╭─ RECORDED DATA
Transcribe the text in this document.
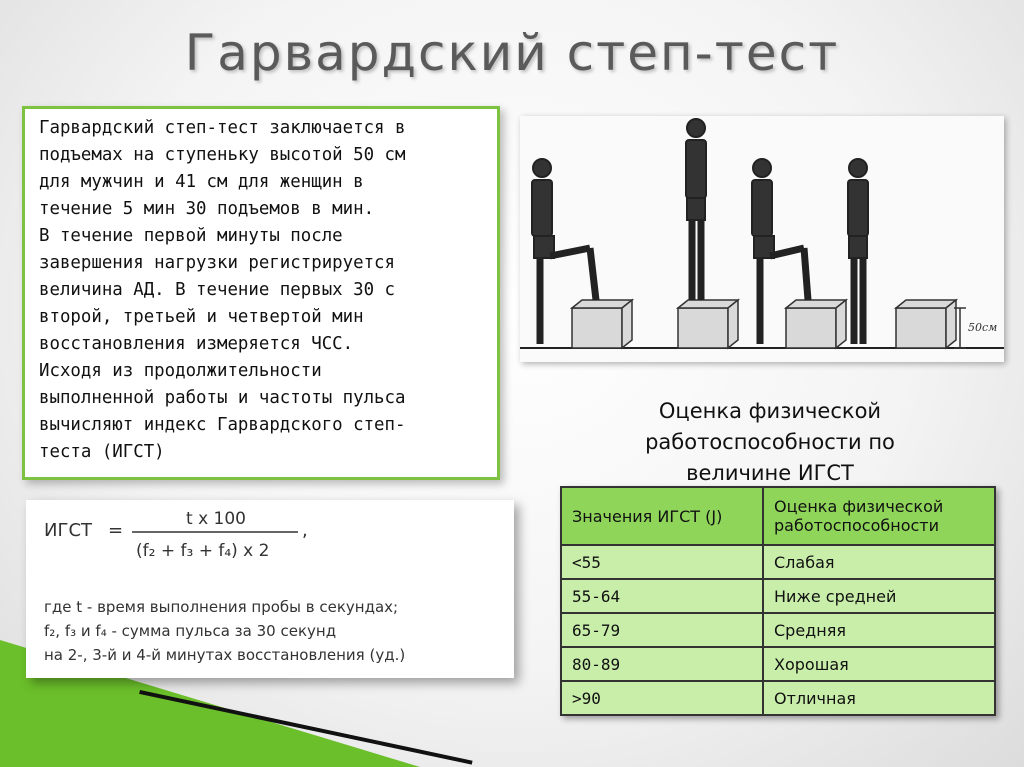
Гарвардский степ-тест

Гарвардский степ-тест заключается в
подъемах на ступеньку высотой 50 см
для мужчин и 41 см для женщин в
течение 5 мин 30 подъемов в мин.
В течение первой минуты после
завершения нагрузки регистрируется
величина АД. В течение первых 30 с
второй, третьей и четвертой мин
восстановления измеряется ЧСС.
Исходя из продолжительности
выполненной работы и частоты пульса
вычисляют индекс Гарвардского степ-
теста (ИГСТ)

50см
Оценка физической
работоспособности по
величине ИГСТ
Значения ИГСТ (J)	Оценка физической работоспособности
<55	Слабая
55-64	Ниже средней
65-79	Средняя
80-89	Хорошая
>90	Отличная
ИГСТ =
t x 100
(f₂ + f₃ + f₄) x 2
,
где t - время выполнения пробы в секундах;
f₂, f₃ и f₄ - сумма пульса за 30 секунд
на 2-, 3-й и 4-й минутах восстановления (уд.)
╰─
Go through the listing above and write it all out exactly, leaving out any picture.

Transcribe the text in this document.
Гарвардский степ-тест

Гарвардский степ-тест заключается в
подъемах на ступеньку высотой 50 см
для мужчин и 41 см для женщин в
течение 5 мин 30 подъемов в мин.
В течение первой минуты после
завершения нагрузки регистрируется
величина АД. В течение первых 30 с
второй, третьей и четвертой мин
восстановления измеряется ЧСС.
Исходя из продолжительности
выполненной работы и частоты пульса
вычисляют индекс Гарвардского степ-
теста (ИГСТ)

50см
Оценка физической
работоспособности по
величине ИГСТ
Значения ИГСТ (J)	Оценка физической работоспособности
<55	Слабая
55-64	Ниже средней
65-79	Средняя
80-89	Хорошая
>90	Отличная
ИГСТ =
t x 100
(f₂ + f₃ + f₄) x 2
,
где t - время выполнения пробы в секундах;
f₂, f₃ и f₄ - сумма пульса за 30 секунд
на 2-, 3-й и 4-й минутах восстановления (уд.)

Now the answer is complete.